Work required: In the entries below, find every line holding the string "BaSO₄" and collect it.

Supplied information:
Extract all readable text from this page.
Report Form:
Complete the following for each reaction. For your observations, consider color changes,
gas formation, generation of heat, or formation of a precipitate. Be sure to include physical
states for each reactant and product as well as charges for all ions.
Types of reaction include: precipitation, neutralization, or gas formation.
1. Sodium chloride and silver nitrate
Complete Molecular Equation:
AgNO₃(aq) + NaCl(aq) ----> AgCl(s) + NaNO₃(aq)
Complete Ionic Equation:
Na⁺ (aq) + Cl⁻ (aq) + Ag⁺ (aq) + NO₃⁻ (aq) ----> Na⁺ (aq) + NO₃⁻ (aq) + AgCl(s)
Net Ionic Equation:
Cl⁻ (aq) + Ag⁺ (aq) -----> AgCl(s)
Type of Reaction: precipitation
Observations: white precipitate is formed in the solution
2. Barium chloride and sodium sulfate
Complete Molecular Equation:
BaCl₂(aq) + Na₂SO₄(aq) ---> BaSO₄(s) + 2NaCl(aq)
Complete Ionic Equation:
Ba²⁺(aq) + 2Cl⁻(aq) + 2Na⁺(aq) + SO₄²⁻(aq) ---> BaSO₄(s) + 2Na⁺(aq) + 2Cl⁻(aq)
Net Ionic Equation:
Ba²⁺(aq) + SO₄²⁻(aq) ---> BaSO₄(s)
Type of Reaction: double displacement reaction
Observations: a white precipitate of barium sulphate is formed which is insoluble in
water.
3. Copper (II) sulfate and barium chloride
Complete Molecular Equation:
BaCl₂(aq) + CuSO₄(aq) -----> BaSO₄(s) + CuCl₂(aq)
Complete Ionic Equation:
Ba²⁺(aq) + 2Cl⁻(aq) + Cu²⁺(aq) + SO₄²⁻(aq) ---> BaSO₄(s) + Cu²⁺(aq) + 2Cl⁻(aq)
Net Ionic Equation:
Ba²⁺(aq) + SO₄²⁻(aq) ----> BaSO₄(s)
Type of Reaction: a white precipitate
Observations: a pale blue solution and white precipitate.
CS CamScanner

Task solution:
BaCl₂(aq) + Na₂SO₄(aq) ---> BaSO₄(s) + 2NaCl(aq)
Ba²⁺(aq) + 2Cl⁻(aq) + 2Na⁺(aq) + SO₄²⁻(aq) ---> BaSO₄(s) + 2Na⁺(aq) + 2Cl⁻(aq)
Ba²⁺(aq) + SO₄²⁻(aq) ---> BaSO₄(s)
BaCl₂(aq) + CuSO₄(aq) -----> BaSO₄(s) + CuCl₂(aq)
Ba²⁺(aq) + 2Cl⁻(aq) + Cu²⁺(aq) + SO₄²⁻(aq) ---> BaSO₄(s) + Cu²⁺(aq) + 2Cl⁻(aq)
Ba²⁺(aq) + SO₄²⁻(aq) ----> BaSO₄(s)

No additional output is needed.